> TASKS AND EXERCISES:
A – Rewrite the reader comments about labyrinths starting at "Surprisingly, there is" and ending at "said nudging ...)", with "advisor" changed to "counselor".
B – Write the next part of the reader comments about labyrinths, picking up after their final sentence.

> EXTRACT PROVIDED:
== Segment start ==
I read somewhere that you do get some kind of endorphin release from standing barefoot on ground, grass, etc. I'd believe it. I garden barefoot a lot, though the mulch I have in there right now is very roughly shredded cedar, mostly, and very prickly.
First I read your essay, then I listened to your reading. Your voice made me smile. Thank you for that.
I tend to carry around my own labyrinth inside my head. I have an appointment with a specialist next month to talk about it and maybe move some of the stones.
I admire your Substack as it so consistently reinforces the value of a walk from so many perspectives. I was relieved you did not venture too deeply into the mysticism associated with labyrinths.
Oh, this might be one of my favorites -- maybe THE favorite -- of all your posts. It's nourishment and beauty and melancholy and tenderness. Thank you.
Oh my heart, this piece really moved me tonight. This part especially - “The time, the silence, the simplest, most denied freedom to be our most present in the world, for the world.” 💔💔 that IS what we need. It makes my heart ache.
I too have a labyrinth within walking distance (technically) and may just have to make my way there soon. The last time I walked one was a few years ago at a meditation class with my kids - it was joyful and silly, but I remember the gravitational pull too!
It's a cozy little spot on a "landing" on a slope above the creek, surrounded by western hemlocks and douglas fir. Very beautiful. If I can figure out when I was last there, I'll share more photos.
Surprisingly, there is a labyrinth in our nearby National Wildlife Refuge! It's very well-made; a beautiful installation. And your essay reminds me it's been a while since I've visited it.
I loved your description of that voice that speaks to us from behind all the other voices. She is my most trusted advisor, and I've always wondered if other people have a similar "inner guide."
Oh, yay! Now I want everyone to post photos of their neighborhood labyrinths. (This one is, sadly, several hours' drive from where I live, but I've had a lurking idea of nudging the Parks Department to build one in town. As I'm on the Parks Board, I should start said nudging ...)
And yes. So much. I think she's always there; we just have to find the quiet space enough to hear her. Thank you for sharing that. 🧡
Holy cow! A worldwide labyrinth locator! I should keep that site on my phone. Thank you! And that looks like an absolutely beautiful one. I can just imagine how rich it smells under the trees.
Listened to this tonight while walking slowly around my favorite urban green patch, the nearby Victorian cemetery. Full moon beaming through quick blankets of clouds, bare gingkos and tulip poplars and sycamores scraping. The sycamores are my favorite winter tree right now. So tortured, bone-white limbs caught mid-spasm, flailing every direction, frozen skeletons of flames.
Someone suggested we make our next Scientific Animists meetup a labyrinth. Your post confirmed it for me. Here's the invite; still finalizing the time but I published it so I could share with you. You get linked prominently. https://partiful.com/e/vm0GE5wieMhUs6c2tswz
I hope you asked those two dudes what they were doing. Doesn't seem rude at all! Seems friendly. If asked the right way.
That walk sounds so, so beautiful. And sycamores! I haven't seen those in a long time.
Wow, I wish I could go to that meetup. The questions you're asking about "how" seem so core: "Looping past each other over and over, trying to maintain our interiority, seems hard. Or maybe we all just need to practice and figure it out?" It's almost like that could lead to the existential questions of human coexistence. How do we share this space?
== Segment end ==
> SOURCE MATERIAL:
== Segment start ==
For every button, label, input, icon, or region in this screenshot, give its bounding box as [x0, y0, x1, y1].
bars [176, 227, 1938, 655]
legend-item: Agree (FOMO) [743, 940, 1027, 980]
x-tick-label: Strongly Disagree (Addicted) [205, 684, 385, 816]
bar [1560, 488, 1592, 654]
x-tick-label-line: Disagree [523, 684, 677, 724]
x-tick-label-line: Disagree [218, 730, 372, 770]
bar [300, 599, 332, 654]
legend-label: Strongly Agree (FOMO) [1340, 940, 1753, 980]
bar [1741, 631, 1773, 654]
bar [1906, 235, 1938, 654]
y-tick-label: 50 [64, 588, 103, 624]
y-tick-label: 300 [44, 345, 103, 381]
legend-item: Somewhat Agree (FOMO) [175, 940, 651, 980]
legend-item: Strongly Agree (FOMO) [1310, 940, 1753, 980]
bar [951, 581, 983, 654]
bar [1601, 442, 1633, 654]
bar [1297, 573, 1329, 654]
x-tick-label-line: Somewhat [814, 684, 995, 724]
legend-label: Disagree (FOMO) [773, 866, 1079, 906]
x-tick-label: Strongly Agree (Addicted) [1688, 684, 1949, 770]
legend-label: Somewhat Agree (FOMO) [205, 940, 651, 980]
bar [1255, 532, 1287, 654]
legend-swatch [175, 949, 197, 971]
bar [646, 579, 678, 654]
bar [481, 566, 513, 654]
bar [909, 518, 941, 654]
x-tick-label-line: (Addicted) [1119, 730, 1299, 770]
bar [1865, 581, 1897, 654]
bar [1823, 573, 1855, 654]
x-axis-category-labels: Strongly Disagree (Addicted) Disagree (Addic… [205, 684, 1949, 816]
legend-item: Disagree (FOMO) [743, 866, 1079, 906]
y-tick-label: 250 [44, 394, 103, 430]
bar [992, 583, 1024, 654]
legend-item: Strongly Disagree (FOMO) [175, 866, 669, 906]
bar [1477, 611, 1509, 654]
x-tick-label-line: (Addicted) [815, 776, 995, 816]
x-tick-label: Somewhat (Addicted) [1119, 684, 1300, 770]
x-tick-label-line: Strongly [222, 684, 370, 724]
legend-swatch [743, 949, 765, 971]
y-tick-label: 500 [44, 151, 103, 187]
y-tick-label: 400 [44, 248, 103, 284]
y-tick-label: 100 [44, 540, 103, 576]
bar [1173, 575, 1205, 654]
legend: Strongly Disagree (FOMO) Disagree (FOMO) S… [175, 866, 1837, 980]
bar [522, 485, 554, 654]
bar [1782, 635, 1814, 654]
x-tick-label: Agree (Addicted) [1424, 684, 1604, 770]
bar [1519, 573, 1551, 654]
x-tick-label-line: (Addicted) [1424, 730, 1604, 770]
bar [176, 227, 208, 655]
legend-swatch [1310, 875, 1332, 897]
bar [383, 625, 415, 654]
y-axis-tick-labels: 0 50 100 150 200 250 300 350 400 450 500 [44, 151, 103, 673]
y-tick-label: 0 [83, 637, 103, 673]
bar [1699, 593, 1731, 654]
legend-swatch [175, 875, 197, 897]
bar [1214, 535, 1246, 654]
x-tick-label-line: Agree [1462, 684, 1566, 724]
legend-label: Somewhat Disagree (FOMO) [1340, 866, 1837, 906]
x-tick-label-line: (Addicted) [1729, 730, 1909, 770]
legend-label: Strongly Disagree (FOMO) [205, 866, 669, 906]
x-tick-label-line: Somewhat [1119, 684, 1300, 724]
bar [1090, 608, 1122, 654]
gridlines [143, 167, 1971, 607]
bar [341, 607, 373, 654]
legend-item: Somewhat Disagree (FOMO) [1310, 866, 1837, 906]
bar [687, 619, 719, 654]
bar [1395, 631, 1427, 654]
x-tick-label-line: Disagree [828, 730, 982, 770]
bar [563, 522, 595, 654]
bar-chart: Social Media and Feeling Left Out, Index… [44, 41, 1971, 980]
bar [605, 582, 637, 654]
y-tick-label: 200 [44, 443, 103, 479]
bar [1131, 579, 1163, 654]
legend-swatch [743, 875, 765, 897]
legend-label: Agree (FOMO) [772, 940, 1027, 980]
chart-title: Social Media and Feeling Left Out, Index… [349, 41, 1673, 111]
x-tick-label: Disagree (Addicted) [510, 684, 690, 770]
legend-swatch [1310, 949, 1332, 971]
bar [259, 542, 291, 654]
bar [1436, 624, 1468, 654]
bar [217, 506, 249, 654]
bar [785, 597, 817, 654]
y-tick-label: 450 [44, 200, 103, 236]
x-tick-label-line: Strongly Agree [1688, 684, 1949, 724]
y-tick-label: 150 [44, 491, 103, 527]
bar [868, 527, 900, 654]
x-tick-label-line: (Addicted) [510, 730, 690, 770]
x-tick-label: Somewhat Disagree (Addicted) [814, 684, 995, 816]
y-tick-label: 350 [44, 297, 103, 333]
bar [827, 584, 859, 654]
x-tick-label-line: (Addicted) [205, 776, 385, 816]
== Segment end ==
> RESULTS FOR EACH TASK:
A –
Surprisingly, there is a labyrinth in our nearby National Wildlife Refuge! It's very well-made; a beautiful installation. And your essay reminds me it's been a while since I've visited it.
I loved your description of that voice that speaks to us from behind all the other voices. She is my most trusted counselor, and I've always wondered if other people have a similar "inner guide."
Oh, yay! Now I want everyone to post photos of their neighborhood labyrinths. (This one is, sadly, several hours' drive from where I live, but I've had a lurking idea of nudging the Parks Department to build one in town. As I'm on the Parks Board, I should start said nudging ...)

B –
I didn't ask them. I was trying to think of how to phrase so it wouldn't sound demanding like "WTF are you doing in the lake?!" but I was actually starting to get so cold and damp that the importance faded for me. But if I see them again I'll ask! Very curious. This is a hugely popular family beach and swimming area in the summer, so maybe looking for dropped and lost valuables? Or tiny crayfish, which I know life in the lake.
Years ago I walked a labyrinth with my younger daughter that had been laid out on the lawn of St. John's Cathedral in Spokane, where we lived at the time, and I think we may have gone to a talk at the church on the history of labyrinths. I have a small somewhat circular lawn space in my backyard and have been thinking about how I could make a labyrinth there. In my dreams I somehow manage it with plants so that you have to look closely to see and follow the pattern, but I've been dealing with my false dandelion and burdock by putting in clover seed after I dig them so I don't have a uniform background to start with. But something subtle, maybe sunken bricks? Something. My ancestry is primarily Celtic, British, and people who went viking and it somehow feels like a call back to those roots.
Many thanks to Julie Tennis for the labyrinth locator. I appear to live in the land of labyrinths here in western Washington; they abound! I'll be going to some of them and adding them to the list of attractions to look for when I'm designing bike tours I might take someday, which I write up on my bike blog to get other people to improve on my initial route plans.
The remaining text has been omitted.